• GOAL:
Go through the material below and copy all lines with "JSON".

• DATA SUPPLIED:
● ● ● ● ● ● ●
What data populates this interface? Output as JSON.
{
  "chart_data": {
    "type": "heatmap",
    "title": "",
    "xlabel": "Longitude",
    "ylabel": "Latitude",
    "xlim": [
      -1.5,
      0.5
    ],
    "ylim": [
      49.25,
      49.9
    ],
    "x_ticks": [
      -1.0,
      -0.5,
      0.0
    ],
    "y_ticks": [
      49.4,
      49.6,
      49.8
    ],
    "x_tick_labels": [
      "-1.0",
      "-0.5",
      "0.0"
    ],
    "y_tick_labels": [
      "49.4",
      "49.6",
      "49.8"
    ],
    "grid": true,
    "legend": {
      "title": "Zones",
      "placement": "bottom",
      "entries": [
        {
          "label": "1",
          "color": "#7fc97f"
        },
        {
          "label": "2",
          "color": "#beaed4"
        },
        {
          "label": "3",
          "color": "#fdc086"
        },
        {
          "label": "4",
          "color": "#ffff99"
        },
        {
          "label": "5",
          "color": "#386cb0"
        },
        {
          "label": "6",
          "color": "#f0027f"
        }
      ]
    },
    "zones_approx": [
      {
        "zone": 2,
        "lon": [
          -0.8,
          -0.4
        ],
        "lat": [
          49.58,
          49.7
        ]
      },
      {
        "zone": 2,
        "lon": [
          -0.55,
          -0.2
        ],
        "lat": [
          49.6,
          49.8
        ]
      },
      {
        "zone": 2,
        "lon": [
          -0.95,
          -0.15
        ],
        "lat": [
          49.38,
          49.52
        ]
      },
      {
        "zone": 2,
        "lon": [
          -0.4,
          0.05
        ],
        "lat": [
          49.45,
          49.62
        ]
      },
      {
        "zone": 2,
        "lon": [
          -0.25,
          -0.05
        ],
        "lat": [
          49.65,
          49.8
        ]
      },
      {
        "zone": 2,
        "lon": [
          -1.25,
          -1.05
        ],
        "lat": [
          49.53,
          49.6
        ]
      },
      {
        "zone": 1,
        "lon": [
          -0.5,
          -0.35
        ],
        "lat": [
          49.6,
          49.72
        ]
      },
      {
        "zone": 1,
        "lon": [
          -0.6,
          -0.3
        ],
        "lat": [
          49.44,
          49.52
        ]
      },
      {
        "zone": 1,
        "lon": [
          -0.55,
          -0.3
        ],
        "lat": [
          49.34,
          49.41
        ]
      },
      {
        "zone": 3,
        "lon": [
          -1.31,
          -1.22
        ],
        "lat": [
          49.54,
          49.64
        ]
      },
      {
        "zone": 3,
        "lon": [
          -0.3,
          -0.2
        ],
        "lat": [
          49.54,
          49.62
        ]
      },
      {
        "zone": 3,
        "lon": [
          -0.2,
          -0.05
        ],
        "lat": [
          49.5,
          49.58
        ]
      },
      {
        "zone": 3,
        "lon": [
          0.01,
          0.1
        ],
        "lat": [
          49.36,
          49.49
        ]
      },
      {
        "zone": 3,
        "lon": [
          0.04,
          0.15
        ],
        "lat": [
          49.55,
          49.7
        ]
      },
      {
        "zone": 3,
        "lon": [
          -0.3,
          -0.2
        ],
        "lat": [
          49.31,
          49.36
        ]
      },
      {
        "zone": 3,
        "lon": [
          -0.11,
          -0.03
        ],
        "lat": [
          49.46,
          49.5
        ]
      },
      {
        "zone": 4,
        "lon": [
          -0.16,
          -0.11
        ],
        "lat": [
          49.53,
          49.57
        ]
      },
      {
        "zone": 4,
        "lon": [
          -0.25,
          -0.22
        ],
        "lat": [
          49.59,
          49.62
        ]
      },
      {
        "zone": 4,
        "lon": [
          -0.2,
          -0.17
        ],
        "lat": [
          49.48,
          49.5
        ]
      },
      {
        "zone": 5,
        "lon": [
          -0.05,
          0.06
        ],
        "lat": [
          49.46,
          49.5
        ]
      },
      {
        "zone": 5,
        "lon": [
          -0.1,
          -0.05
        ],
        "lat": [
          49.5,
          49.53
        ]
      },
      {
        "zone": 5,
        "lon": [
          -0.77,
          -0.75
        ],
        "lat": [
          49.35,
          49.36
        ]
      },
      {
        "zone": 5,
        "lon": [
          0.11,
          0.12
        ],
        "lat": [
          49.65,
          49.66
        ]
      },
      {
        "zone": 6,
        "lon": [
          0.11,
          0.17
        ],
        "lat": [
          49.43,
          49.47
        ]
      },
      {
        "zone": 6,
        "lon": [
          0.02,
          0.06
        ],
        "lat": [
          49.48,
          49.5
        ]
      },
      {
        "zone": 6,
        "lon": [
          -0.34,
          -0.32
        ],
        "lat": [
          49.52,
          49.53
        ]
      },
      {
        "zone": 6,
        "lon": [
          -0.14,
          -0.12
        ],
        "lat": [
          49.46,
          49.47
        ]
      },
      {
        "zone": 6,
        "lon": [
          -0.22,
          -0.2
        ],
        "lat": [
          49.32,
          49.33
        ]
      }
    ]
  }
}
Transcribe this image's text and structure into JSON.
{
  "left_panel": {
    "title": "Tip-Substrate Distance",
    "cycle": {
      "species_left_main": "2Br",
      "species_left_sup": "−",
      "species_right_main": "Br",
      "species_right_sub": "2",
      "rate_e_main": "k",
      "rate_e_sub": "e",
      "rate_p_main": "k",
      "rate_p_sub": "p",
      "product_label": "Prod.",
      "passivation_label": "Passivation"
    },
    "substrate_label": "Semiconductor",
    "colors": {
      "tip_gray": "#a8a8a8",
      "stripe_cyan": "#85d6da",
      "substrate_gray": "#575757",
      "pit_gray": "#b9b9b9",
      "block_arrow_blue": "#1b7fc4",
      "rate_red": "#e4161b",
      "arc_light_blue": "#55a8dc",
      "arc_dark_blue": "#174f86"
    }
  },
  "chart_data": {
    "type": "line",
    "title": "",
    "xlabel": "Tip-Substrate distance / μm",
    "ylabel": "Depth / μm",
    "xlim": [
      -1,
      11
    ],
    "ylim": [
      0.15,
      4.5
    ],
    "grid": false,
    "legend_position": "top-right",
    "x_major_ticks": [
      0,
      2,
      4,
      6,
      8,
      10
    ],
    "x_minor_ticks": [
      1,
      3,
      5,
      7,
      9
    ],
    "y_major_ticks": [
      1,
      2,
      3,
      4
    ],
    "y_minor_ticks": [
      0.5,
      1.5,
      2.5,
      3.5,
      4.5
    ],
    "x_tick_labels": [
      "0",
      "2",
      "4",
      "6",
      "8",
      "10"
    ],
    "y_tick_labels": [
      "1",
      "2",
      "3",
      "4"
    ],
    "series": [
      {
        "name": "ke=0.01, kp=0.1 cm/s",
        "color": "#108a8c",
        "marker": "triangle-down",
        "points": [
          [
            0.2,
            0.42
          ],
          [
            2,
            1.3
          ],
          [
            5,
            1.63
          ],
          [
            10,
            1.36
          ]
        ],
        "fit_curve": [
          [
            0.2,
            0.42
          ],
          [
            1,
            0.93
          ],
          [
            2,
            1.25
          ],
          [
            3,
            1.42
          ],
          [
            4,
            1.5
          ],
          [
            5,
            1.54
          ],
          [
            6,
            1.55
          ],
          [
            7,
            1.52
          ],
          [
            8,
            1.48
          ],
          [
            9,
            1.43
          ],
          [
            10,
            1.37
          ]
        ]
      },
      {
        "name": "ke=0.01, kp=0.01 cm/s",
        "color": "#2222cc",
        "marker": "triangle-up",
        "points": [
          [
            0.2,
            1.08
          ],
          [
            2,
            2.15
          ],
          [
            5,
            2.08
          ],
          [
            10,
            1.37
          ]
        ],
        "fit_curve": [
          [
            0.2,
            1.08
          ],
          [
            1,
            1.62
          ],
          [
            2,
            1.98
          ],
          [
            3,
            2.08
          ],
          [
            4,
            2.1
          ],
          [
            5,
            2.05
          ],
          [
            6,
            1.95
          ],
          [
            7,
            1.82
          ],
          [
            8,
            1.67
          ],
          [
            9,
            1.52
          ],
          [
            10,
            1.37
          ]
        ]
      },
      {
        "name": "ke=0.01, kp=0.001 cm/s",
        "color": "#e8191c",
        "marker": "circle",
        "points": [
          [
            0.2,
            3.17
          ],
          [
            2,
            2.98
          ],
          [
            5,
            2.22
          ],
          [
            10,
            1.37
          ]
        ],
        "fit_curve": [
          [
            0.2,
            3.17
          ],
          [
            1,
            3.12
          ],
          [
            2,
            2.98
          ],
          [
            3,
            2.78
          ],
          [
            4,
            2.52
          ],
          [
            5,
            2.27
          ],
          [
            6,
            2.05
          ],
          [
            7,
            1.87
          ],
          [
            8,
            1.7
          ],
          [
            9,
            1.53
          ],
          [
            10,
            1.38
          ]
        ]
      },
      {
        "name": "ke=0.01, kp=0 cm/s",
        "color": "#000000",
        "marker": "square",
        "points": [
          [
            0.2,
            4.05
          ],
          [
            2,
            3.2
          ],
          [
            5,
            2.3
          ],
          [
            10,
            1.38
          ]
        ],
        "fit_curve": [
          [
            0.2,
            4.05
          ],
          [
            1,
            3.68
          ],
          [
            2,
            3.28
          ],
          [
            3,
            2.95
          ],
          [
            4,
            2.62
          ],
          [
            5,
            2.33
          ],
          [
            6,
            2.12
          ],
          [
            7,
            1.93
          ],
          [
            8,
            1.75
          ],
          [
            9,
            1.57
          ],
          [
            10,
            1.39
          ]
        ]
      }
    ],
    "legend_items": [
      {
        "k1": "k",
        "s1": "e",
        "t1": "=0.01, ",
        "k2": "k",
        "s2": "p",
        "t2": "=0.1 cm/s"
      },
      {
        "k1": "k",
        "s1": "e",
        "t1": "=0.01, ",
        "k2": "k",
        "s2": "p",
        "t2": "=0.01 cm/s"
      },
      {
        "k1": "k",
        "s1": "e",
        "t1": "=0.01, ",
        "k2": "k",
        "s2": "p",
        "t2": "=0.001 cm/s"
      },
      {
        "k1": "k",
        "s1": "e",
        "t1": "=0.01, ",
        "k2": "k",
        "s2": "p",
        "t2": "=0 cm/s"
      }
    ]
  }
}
● ● ● ● ● ● ●
• CORRECT RESULT:
What data populates this interface? Output as JSON.
Transcribe this image's text and structure into JSON.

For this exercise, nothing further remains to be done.